- _Stored records_
================
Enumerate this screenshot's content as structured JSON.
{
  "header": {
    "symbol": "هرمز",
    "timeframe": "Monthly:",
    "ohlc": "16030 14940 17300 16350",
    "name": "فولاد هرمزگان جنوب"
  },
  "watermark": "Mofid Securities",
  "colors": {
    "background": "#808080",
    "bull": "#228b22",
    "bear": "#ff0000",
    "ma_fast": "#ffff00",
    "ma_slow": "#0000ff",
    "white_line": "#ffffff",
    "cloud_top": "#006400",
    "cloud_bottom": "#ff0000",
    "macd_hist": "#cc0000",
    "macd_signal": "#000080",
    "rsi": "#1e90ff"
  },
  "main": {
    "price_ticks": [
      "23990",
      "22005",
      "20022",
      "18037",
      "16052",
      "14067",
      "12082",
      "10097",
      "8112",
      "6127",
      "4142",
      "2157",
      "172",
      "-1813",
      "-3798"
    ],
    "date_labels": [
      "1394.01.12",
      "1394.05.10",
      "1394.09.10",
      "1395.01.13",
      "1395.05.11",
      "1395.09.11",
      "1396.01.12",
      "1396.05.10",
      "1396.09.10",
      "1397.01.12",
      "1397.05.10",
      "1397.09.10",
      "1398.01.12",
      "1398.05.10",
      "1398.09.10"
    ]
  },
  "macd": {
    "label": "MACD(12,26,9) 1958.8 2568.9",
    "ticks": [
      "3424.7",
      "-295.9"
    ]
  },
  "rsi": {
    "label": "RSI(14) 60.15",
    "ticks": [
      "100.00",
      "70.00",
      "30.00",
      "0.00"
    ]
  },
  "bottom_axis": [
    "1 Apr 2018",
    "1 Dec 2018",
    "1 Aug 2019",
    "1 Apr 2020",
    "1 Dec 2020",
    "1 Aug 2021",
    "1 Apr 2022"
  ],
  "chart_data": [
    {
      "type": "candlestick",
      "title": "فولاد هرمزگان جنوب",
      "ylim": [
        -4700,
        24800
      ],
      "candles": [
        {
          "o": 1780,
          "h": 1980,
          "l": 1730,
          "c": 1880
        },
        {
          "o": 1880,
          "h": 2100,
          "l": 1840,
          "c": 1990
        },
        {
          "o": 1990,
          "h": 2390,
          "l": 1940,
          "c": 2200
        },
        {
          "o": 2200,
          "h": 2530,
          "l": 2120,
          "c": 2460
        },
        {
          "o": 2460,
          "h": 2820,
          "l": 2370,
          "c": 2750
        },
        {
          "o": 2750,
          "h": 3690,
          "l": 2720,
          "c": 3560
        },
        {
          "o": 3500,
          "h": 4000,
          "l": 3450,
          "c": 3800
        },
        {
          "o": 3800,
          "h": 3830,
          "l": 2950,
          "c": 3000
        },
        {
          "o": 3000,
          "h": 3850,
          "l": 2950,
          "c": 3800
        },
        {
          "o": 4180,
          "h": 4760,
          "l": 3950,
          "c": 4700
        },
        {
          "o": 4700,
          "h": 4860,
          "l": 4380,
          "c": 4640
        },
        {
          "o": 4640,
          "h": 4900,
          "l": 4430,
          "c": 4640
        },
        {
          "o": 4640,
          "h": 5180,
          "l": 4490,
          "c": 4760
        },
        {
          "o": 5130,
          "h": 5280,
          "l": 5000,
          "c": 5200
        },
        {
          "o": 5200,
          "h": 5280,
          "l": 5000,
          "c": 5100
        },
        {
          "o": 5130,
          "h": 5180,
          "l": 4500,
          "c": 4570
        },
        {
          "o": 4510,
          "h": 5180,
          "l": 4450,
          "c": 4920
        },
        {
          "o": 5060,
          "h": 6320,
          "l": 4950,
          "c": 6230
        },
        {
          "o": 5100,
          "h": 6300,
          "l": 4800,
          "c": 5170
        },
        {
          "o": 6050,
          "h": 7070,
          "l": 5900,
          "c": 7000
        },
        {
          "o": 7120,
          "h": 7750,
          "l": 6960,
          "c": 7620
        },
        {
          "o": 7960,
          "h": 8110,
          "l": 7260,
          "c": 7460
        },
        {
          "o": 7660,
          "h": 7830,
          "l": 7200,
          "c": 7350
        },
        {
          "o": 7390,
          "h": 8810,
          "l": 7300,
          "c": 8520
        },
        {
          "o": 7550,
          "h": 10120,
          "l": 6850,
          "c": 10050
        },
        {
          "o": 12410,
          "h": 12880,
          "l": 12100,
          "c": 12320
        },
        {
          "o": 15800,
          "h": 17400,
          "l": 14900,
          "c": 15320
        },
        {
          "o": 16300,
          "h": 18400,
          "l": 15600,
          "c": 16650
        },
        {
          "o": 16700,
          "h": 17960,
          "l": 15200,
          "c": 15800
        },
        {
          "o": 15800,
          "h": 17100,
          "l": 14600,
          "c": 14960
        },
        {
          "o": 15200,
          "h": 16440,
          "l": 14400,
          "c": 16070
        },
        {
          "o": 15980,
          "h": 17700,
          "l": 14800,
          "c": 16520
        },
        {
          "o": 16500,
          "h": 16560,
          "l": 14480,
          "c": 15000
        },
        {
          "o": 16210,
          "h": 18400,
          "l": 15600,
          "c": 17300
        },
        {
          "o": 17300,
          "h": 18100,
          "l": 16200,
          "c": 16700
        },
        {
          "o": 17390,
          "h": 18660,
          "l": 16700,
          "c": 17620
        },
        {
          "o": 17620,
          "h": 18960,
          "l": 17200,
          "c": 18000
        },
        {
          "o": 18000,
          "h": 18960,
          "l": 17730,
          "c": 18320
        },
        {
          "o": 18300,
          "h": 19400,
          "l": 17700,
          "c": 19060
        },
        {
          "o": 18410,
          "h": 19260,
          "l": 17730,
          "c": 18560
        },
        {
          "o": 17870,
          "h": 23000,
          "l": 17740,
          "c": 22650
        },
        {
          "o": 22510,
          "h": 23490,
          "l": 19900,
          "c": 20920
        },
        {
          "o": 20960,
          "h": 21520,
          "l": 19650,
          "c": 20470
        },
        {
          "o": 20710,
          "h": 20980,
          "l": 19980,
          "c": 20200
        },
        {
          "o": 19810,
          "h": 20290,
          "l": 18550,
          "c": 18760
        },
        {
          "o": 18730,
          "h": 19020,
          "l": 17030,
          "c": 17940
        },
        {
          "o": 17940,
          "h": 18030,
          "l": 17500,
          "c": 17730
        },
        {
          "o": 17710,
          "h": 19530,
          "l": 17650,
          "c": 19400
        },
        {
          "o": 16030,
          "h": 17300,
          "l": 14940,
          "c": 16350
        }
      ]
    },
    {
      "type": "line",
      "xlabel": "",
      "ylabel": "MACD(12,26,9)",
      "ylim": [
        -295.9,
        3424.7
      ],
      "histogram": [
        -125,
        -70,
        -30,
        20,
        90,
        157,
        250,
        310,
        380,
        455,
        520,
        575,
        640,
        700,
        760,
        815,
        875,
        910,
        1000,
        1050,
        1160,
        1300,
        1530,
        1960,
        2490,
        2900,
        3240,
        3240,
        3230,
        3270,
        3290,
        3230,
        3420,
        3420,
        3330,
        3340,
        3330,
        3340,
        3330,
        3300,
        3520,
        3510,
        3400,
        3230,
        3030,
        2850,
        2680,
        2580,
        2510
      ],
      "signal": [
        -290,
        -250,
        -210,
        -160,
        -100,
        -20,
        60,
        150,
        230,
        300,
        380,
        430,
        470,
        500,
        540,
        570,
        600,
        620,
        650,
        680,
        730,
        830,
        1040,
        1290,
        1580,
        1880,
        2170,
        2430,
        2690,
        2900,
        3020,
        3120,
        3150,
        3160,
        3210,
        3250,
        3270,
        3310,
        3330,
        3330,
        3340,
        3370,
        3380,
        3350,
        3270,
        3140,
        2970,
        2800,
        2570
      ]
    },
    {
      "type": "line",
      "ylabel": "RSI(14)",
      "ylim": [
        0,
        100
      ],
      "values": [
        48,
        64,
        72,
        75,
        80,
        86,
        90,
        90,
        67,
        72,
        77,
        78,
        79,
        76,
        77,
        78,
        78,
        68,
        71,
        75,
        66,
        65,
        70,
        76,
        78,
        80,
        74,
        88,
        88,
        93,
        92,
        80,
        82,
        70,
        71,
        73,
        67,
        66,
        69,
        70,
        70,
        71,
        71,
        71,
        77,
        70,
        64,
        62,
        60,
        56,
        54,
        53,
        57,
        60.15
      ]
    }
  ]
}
================
- _What you should do_
From the data above, gather every line that includes the word "فولاد".

- _Full solution_
    "name": "فولاد هرمزگان جنوب"
      "title": "فولاد هرمزگان جنوب",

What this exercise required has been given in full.